__Instruction__
Consider the data that follows and state how many lines contain the string "colors", using the number alone.

__Raw records__

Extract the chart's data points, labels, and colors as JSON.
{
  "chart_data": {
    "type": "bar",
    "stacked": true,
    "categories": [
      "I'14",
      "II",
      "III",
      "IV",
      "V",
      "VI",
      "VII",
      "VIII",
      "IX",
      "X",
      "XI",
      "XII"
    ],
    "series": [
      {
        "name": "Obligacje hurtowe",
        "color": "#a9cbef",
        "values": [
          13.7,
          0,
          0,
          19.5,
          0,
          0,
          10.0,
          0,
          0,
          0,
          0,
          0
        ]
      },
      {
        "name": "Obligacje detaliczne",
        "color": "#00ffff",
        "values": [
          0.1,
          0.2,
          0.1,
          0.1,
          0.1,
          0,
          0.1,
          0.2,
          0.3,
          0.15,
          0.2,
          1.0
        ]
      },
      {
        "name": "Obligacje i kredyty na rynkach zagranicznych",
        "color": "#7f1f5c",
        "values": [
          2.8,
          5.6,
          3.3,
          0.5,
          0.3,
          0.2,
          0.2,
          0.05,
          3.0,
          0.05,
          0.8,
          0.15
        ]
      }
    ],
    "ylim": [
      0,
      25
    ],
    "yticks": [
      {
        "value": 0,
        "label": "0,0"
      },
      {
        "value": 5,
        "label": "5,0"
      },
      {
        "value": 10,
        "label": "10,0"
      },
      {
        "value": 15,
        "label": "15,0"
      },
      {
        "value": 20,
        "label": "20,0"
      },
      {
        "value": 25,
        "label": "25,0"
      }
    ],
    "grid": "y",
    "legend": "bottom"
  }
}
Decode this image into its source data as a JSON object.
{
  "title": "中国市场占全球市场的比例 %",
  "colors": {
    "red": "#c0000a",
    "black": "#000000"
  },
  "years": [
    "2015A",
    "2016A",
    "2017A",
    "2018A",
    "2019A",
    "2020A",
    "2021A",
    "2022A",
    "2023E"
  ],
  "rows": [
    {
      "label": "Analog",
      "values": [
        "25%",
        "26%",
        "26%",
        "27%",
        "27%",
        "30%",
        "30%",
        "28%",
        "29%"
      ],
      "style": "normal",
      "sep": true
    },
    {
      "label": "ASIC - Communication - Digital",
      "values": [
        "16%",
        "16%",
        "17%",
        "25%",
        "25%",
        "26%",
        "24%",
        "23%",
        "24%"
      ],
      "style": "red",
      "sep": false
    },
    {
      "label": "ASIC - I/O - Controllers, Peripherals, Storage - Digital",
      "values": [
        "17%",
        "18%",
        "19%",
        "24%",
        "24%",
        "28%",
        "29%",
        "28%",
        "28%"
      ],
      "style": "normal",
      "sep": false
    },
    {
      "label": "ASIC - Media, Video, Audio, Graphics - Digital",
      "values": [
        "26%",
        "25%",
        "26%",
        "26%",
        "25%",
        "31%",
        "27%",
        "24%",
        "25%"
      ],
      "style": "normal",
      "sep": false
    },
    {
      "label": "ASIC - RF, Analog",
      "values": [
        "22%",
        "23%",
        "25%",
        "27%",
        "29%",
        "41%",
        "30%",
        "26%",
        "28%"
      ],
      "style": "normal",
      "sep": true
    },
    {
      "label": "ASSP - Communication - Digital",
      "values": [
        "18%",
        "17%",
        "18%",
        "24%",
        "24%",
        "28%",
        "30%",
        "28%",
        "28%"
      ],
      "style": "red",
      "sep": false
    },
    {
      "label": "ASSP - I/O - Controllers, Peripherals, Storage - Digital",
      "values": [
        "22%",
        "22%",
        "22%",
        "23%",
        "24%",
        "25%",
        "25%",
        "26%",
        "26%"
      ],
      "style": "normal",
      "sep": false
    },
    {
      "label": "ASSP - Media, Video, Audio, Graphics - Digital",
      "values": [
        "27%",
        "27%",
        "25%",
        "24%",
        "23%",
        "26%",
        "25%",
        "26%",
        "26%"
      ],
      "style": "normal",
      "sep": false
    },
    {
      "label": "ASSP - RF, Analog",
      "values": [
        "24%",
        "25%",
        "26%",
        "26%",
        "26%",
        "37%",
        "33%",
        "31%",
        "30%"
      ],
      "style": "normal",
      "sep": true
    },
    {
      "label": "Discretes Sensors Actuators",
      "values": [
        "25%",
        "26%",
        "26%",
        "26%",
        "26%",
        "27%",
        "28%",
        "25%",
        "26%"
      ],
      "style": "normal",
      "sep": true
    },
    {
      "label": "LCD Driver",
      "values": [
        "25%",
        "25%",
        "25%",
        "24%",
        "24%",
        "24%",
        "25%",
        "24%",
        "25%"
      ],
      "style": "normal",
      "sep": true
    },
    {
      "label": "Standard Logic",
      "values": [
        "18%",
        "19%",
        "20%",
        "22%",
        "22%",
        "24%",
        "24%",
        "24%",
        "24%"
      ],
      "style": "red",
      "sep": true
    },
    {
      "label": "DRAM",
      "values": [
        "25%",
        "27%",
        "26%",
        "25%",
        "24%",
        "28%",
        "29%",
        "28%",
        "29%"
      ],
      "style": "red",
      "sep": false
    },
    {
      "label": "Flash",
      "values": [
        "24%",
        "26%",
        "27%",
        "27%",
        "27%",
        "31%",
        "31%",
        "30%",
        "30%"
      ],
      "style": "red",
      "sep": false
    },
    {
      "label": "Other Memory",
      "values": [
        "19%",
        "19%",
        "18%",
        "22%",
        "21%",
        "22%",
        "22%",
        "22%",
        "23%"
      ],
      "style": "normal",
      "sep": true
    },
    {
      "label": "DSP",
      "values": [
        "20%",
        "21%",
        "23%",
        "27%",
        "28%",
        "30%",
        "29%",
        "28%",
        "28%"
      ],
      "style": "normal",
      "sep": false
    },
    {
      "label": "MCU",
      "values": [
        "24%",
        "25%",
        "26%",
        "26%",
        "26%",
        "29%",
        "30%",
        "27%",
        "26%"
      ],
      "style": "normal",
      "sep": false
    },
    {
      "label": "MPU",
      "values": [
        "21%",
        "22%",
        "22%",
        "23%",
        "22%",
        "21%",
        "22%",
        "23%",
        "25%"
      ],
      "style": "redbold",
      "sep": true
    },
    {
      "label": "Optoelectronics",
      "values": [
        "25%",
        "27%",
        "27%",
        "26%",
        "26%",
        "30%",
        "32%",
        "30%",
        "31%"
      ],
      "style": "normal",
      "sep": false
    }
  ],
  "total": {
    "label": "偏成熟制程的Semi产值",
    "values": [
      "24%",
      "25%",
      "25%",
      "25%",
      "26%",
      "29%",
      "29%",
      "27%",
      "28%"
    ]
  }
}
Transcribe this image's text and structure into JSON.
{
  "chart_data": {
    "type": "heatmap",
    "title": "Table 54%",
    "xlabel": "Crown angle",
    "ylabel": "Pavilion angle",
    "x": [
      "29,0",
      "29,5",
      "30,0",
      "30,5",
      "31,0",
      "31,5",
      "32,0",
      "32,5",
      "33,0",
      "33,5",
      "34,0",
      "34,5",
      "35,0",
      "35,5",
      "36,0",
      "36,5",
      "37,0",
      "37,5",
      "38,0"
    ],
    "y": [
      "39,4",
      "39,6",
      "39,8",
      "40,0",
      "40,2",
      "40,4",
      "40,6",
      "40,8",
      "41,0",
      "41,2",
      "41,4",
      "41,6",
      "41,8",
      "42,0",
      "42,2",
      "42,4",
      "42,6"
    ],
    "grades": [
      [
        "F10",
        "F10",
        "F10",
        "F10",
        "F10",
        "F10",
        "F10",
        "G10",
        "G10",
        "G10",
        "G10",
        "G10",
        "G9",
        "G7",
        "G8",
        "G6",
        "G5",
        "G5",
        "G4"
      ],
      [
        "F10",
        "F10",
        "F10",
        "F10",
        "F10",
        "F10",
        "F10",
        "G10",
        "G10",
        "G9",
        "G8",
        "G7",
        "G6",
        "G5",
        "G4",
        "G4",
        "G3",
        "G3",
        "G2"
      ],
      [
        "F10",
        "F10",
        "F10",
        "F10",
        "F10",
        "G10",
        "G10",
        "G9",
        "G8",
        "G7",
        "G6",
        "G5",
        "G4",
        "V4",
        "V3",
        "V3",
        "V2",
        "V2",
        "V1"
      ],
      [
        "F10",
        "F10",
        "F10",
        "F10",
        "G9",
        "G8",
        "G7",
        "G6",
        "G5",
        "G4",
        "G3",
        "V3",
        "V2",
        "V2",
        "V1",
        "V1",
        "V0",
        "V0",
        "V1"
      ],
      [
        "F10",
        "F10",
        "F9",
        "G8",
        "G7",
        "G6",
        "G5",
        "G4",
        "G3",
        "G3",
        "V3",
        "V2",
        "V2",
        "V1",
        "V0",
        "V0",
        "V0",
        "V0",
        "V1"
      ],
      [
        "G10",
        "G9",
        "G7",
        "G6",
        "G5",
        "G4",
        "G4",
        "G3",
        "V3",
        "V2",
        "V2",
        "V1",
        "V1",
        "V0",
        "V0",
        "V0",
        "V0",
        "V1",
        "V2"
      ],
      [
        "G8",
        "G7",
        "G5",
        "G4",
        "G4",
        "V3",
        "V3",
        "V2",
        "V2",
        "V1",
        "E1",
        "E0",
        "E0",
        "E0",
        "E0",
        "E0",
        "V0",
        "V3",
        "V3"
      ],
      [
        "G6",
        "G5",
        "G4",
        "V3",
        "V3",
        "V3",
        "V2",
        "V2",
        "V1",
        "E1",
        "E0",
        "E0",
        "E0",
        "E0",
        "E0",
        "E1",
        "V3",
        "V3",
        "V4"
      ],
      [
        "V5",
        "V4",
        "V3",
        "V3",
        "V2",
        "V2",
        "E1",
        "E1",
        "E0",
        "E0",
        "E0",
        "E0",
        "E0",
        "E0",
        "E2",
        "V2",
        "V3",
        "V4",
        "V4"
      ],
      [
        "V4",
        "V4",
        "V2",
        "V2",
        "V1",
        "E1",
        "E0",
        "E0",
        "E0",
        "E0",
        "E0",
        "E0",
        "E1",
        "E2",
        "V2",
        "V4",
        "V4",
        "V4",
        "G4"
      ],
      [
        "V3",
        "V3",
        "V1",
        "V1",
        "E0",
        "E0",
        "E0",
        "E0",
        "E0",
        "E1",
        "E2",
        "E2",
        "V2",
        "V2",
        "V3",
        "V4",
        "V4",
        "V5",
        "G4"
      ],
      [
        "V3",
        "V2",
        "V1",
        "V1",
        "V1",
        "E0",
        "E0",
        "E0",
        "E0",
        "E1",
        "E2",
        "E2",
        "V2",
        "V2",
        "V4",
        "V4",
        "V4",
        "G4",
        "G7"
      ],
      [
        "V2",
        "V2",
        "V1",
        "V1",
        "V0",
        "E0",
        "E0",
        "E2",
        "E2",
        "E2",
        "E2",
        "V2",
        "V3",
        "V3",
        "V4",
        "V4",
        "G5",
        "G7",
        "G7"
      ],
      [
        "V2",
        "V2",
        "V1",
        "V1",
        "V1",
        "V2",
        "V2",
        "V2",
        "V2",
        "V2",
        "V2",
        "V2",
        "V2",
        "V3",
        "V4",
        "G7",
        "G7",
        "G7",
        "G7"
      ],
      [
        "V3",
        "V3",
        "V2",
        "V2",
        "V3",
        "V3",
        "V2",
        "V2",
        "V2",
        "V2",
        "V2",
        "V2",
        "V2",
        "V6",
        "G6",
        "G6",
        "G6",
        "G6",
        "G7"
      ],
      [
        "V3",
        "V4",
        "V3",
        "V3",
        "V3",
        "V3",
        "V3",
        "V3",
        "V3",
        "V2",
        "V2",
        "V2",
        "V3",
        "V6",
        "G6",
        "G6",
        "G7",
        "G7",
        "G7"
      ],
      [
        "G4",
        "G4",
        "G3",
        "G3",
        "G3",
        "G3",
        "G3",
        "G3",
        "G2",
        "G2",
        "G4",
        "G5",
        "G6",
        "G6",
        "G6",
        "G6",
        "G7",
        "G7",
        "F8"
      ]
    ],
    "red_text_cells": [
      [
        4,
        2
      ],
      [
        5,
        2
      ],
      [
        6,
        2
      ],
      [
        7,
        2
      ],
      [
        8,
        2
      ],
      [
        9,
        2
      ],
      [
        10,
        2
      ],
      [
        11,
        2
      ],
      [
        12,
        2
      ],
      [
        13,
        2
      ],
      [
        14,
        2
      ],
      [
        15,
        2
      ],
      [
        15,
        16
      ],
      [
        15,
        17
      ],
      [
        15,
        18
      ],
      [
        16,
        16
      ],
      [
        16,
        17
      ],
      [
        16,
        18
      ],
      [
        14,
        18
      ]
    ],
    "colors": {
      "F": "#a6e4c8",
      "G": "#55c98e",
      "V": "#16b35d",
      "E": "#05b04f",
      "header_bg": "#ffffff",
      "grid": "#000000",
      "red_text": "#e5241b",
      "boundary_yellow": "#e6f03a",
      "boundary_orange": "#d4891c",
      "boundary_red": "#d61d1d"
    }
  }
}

__Full output__
3